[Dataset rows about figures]
# # #

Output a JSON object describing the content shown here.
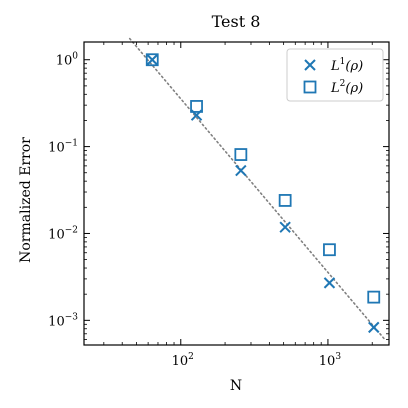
{
  "chart_data": {
    "type": "scatter",
    "title": "Test 8",
    "xlabel": "N",
    "ylabel": "Normalized Error",
    "xscale": "log",
    "yscale": "log",
    "xlim": [
      22,
      2600
    ],
    "ylim": [
      0.00052,
      1.6
    ],
    "grid": false,
    "legend_position": "top-right",
    "x_ticks": [
      {
        "value": 100,
        "base": "10",
        "exp": "2"
      },
      {
        "value": 1000,
        "base": "10",
        "exp": "3"
      }
    ],
    "y_ticks": [
      {
        "value": 1,
        "base": "10",
        "exp": "0"
      },
      {
        "value": 0.1,
        "base": "10",
        "exp": "−1"
      },
      {
        "value": 0.01,
        "base": "10",
        "exp": "−2"
      },
      {
        "value": 0.001,
        "base": "10",
        "exp": "−3"
      }
    ],
    "series": [
      {
        "name_base": "L",
        "name_sup": "1",
        "name_arg": "(ρ)",
        "marker": "x",
        "color": "#1f77b4",
        "x": [
          64,
          128,
          256,
          512,
          1024,
          2048
        ],
        "y": [
          1.0,
          0.23,
          0.053,
          0.0118,
          0.0027,
          0.00083
        ]
      },
      {
        "name_base": "L",
        "name_sup": "2",
        "name_arg": "(ρ)",
        "marker": "square",
        "color": "#1f77b4",
        "x": [
          64,
          128,
          256,
          512,
          1024,
          2048
        ],
        "y": [
          1.0,
          0.29,
          0.081,
          0.024,
          0.0065,
          0.00185
        ]
      }
    ],
    "reference_line": {
      "style": "dotted",
      "color": "#808080",
      "x": [
        45,
        2400
      ],
      "y": [
        1.75,
        0.00062
      ]
    }
  }
}
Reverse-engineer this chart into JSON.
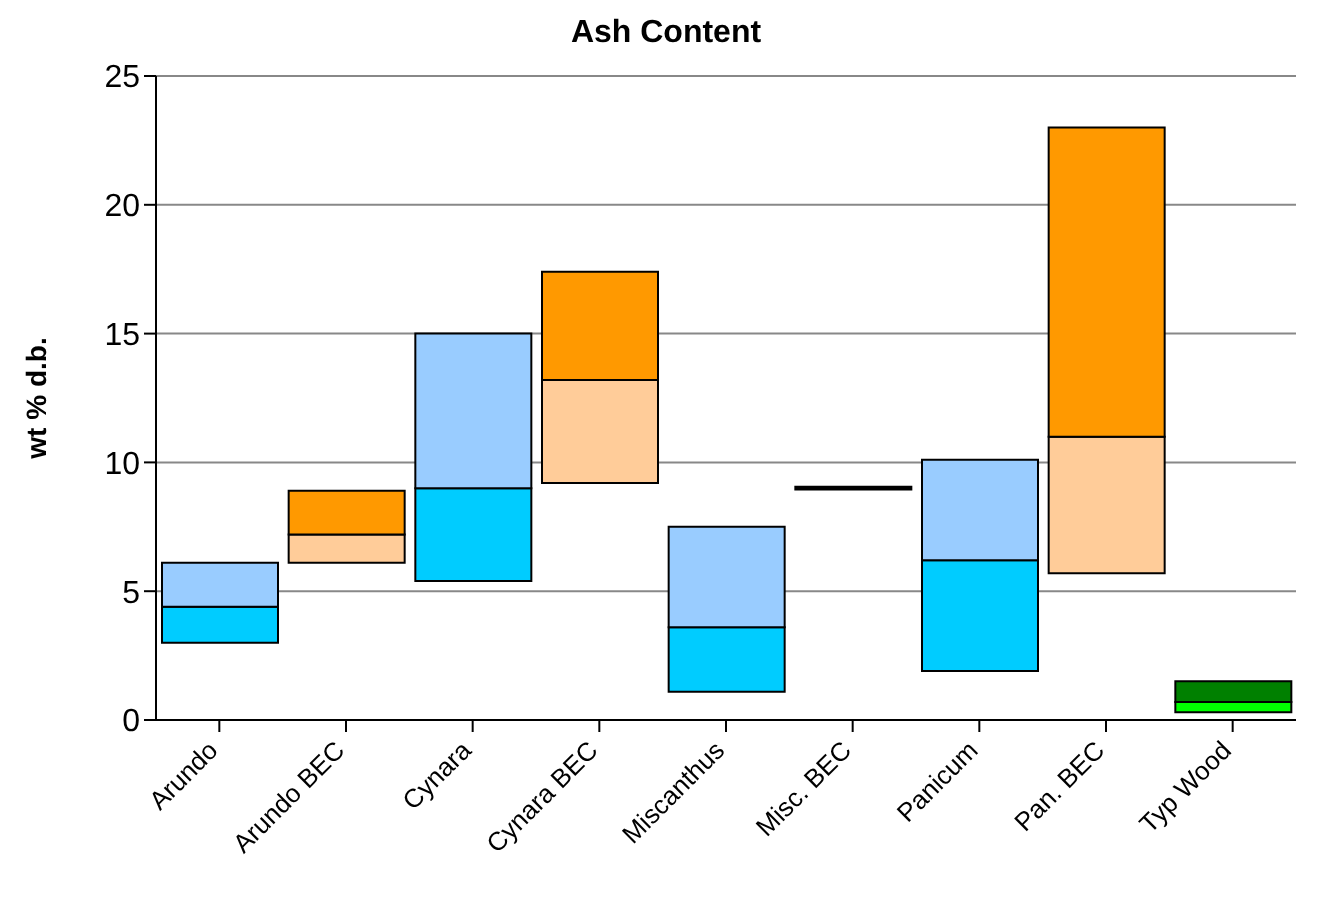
{
  "chart_data": {
    "type": "bar",
    "title": "Ash Content",
    "ylabel": "wt % d.b.",
    "categories": [
      "Arundo",
      "Arundo BEC",
      "Cynara",
      "Cynara BEC",
      "Miscanthus",
      "Misc. BEC",
      "Panicum",
      "Pan. BEC",
      "Typ Wood"
    ],
    "series": [
      {
        "base": [
          3.0,
          6.1,
          5.4,
          9.2,
          1.1,
          8.95,
          1.9,
          5.7,
          0.3
        ],
        "values": [
          1.4,
          1.1,
          3.6,
          4.0,
          2.5,
          0.1,
          4.3,
          5.3,
          0.4
        ],
        "colors": [
          "#00ccff",
          "#ffcc99",
          "#00ccff",
          "#ffcc99",
          "#00ccff",
          "#000000",
          "#00ccff",
          "#ffcc99",
          "#00ff00"
        ]
      },
      {
        "base": [
          4.4,
          7.2,
          9.0,
          13.2,
          3.6,
          null,
          6.2,
          11.0,
          0.7
        ],
        "values": [
          1.7,
          1.7,
          6.0,
          4.2,
          3.9,
          null,
          3.9,
          12.0,
          0.8
        ],
        "colors": [
          "#99ccff",
          "#ff9900",
          "#99ccff",
          "#ff9900",
          "#99ccff",
          "#000000",
          "#99ccff",
          "#ff9900",
          "#008000"
        ]
      }
    ],
    "ylim": [
      0,
      25
    ],
    "yticks": [
      0,
      5,
      10,
      15,
      20,
      25
    ],
    "grid": "y",
    "legend": false
  }
}
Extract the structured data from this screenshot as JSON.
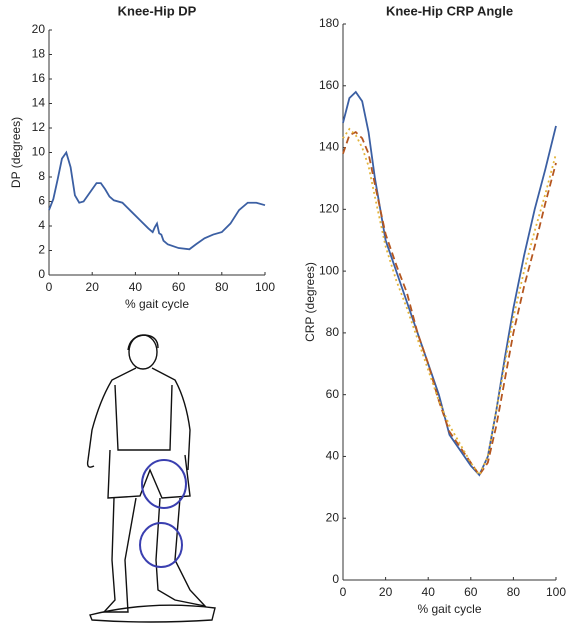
{
  "chart_data": [
    {
      "type": "line",
      "title": "Knee-Hip DP",
      "x_label": "% gait cycle",
      "y_label": "DP (degrees)",
      "x": [
        0,
        2,
        4,
        6,
        8,
        10,
        12,
        14,
        16,
        18,
        20,
        22,
        24,
        26,
        28,
        30,
        34,
        38,
        42,
        46,
        48,
        49,
        50,
        51,
        52,
        53,
        55,
        60,
        65,
        68,
        72,
        76,
        80,
        84,
        88,
        92,
        96,
        100
      ],
      "series": [
        {
          "color": "#3b5fa3",
          "style": "solid",
          "values": [
            5.3,
            6.2,
            7.8,
            9.5,
            10.0,
            8.8,
            6.5,
            5.9,
            6.0,
            6.5,
            7.0,
            7.5,
            7.5,
            7.0,
            6.4,
            6.1,
            5.9,
            5.2,
            4.5,
            3.8,
            3.5,
            3.9,
            4.2,
            3.4,
            3.3,
            2.8,
            2.5,
            2.2,
            2.1,
            2.5,
            3.0,
            3.3,
            3.5,
            4.2,
            5.3,
            5.9,
            5.9,
            5.7
          ]
        }
      ],
      "xlim": [
        0,
        100
      ],
      "xticks": [
        0,
        20,
        40,
        60,
        80,
        100
      ],
      "ylim": [
        0,
        20
      ],
      "yticks": [
        0,
        2,
        4,
        6,
        8,
        10,
        12,
        14,
        16,
        18,
        20
      ]
    },
    {
      "type": "line",
      "title": "Knee-Hip CRP Angle",
      "x_label": "% gait cycle",
      "y_label": "CRP (degrees)",
      "x": [
        0,
        3,
        6,
        9,
        12,
        15,
        20,
        25,
        30,
        35,
        40,
        45,
        50,
        55,
        60,
        64,
        68,
        72,
        76,
        80,
        85,
        90,
        95,
        100
      ],
      "series": [
        {
          "color": "#3b5fa3",
          "style": "solid",
          "values": [
            148,
            156,
            158,
            155,
            145,
            130,
            110,
            100,
            90,
            80,
            70,
            60,
            47,
            42,
            37,
            34,
            40,
            55,
            72,
            88,
            105,
            120,
            133,
            147
          ]
        },
        {
          "color": "#b5561f",
          "style": "dashed",
          "values": [
            138,
            144,
            145,
            143,
            138,
            128,
            112,
            102,
            93,
            80,
            70,
            58,
            48,
            43,
            38,
            34,
            38,
            50,
            65,
            80,
            95,
            108,
            122,
            135
          ]
        },
        {
          "color": "#e3b43a",
          "style": "dotted",
          "values": [
            143,
            146,
            144,
            140,
            134,
            124,
            108,
            97,
            88,
            78,
            68,
            58,
            50,
            44,
            38,
            34,
            40,
            55,
            70,
            85,
            100,
            113,
            125,
            138
          ]
        }
      ],
      "xlim": [
        0,
        100
      ],
      "xticks": [
        0,
        20,
        40,
        60,
        80,
        100
      ],
      "ylim": [
        0,
        180
      ],
      "yticks": [
        0,
        20,
        40,
        60,
        80,
        100,
        120,
        140,
        160,
        180
      ]
    }
  ]
}
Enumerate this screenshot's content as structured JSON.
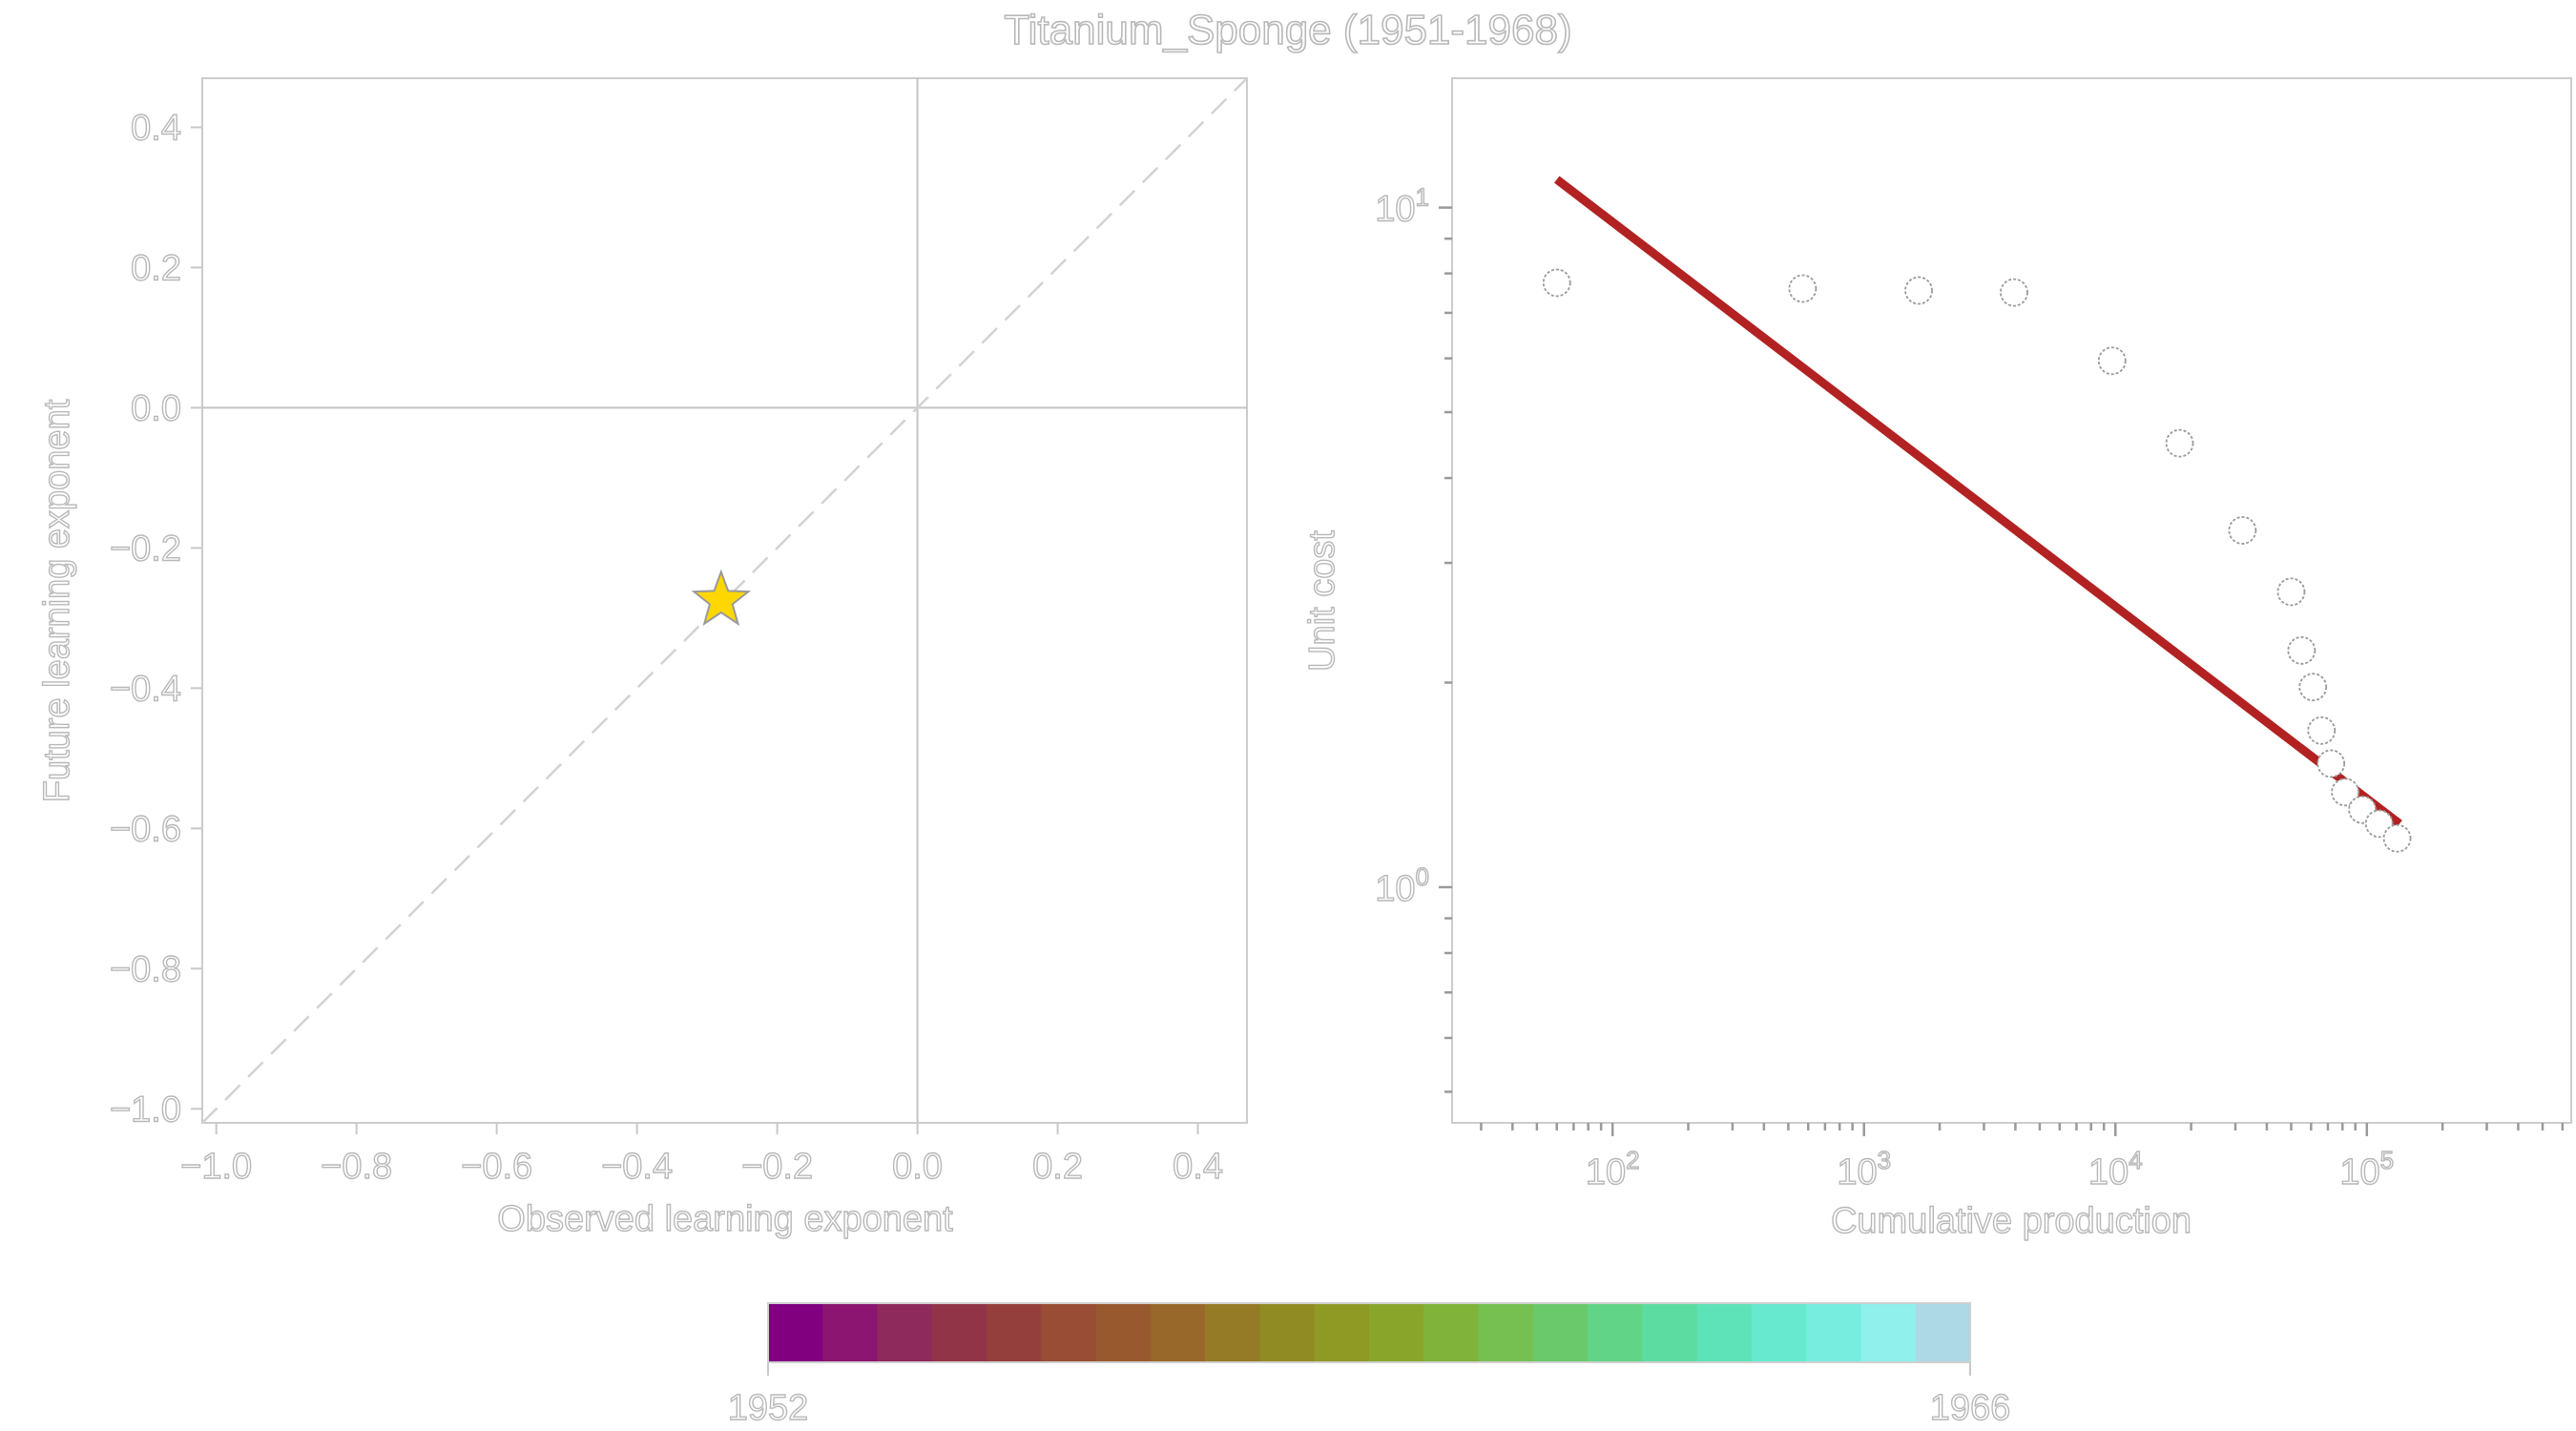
{
  "title": "Titanium_Sponge (1951-1968)",
  "chart_data": [
    {
      "type": "scatter",
      "name": "learning-exponent-comparison",
      "xlabel": "Observed learning exponent",
      "ylabel": "Future learning exponent",
      "xlim": [
        -1.02,
        0.47
      ],
      "ylim": [
        -1.02,
        0.47
      ],
      "x_ticks": [
        -1.0,
        -0.8,
        -0.6,
        -0.4,
        -0.2,
        0.0,
        0.2,
        0.4
      ],
      "x_tick_labels": [
        "−1.0",
        "−0.8",
        "−0.6",
        "−0.4",
        "−0.2",
        "0.0",
        "0.2",
        "0.4"
      ],
      "y_ticks": [
        0.4,
        0.2,
        0.0,
        -0.2,
        -0.4,
        -0.6,
        -0.8,
        -1.0
      ],
      "y_tick_labels": [
        "0.4",
        "0.2",
        "0.0",
        "−0.2",
        "−0.4",
        "−0.6",
        "−0.8",
        "−1.0"
      ],
      "reference_lines": {
        "x0": true,
        "y0": true,
        "diagonal": "dashed"
      },
      "points": [
        {
          "x": -0.28,
          "y": -0.275,
          "marker": "star",
          "color": "#FFD700"
        }
      ],
      "grid": false
    },
    {
      "type": "scatter",
      "name": "unit-cost-vs-cumulative-production",
      "xlabel": "Cumulative production",
      "ylabel": "Unit cost",
      "xscale": "log",
      "yscale": "log",
      "xlim": [
        23,
        650000
      ],
      "ylim": [
        0.45,
        15.5
      ],
      "x_major_ticks": [
        100,
        1000,
        10000,
        100000
      ],
      "x_tick_labels": [
        {
          "base": "10",
          "exp": "2"
        },
        {
          "base": "10",
          "exp": "3"
        },
        {
          "base": "10",
          "exp": "4"
        },
        {
          "base": "10",
          "exp": "5"
        }
      ],
      "y_major_ticks": [
        1,
        10
      ],
      "y_tick_labels": [
        {
          "base": "10",
          "exp": "0"
        },
        {
          "base": "10",
          "exp": "1"
        }
      ],
      "points": [
        {
          "x": 60,
          "y": 7.75
        },
        {
          "x": 570,
          "y": 7.6
        },
        {
          "x": 1650,
          "y": 7.55
        },
        {
          "x": 3950,
          "y": 7.5
        },
        {
          "x": 9700,
          "y": 5.95
        },
        {
          "x": 18000,
          "y": 4.5
        },
        {
          "x": 32000,
          "y": 3.35
        },
        {
          "x": 50000,
          "y": 2.72
        },
        {
          "x": 55000,
          "y": 2.23
        },
        {
          "x": 61000,
          "y": 1.97
        },
        {
          "x": 66000,
          "y": 1.7
        },
        {
          "x": 72000,
          "y": 1.52
        },
        {
          "x": 82000,
          "y": 1.38
        },
        {
          "x": 96000,
          "y": 1.3
        },
        {
          "x": 112000,
          "y": 1.24
        },
        {
          "x": 132000,
          "y": 1.18
        }
      ],
      "fit_line": {
        "x": [
          60,
          135000
        ],
        "y": [
          11.0,
          1.24
        ],
        "color": "#b22222"
      },
      "grid": false
    }
  ],
  "colorbar": {
    "min_label": "1952",
    "max_label": "1966",
    "colors": [
      "#800080",
      "#8b1570",
      "#8f2a5c",
      "#923448",
      "#953f3c",
      "#984d34",
      "#98592e",
      "#976829",
      "#957b26",
      "#918b24",
      "#8f9a25",
      "#89a62b",
      "#80b33a",
      "#75c051",
      "#6ac96b",
      "#62d487",
      "#5ddca1",
      "#5ee3b8",
      "#66e9ce",
      "#77ede0",
      "#8ff0ec",
      "#add8e6"
    ]
  }
}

# # #

- _Problem to work on_: Extract lines where the string "style" occurs.

- _Output of the exercise_:
      "style": "dotted",
          "style": "solid",
          "style": "solid",
          "style": "dashed",
          "style": "dotted",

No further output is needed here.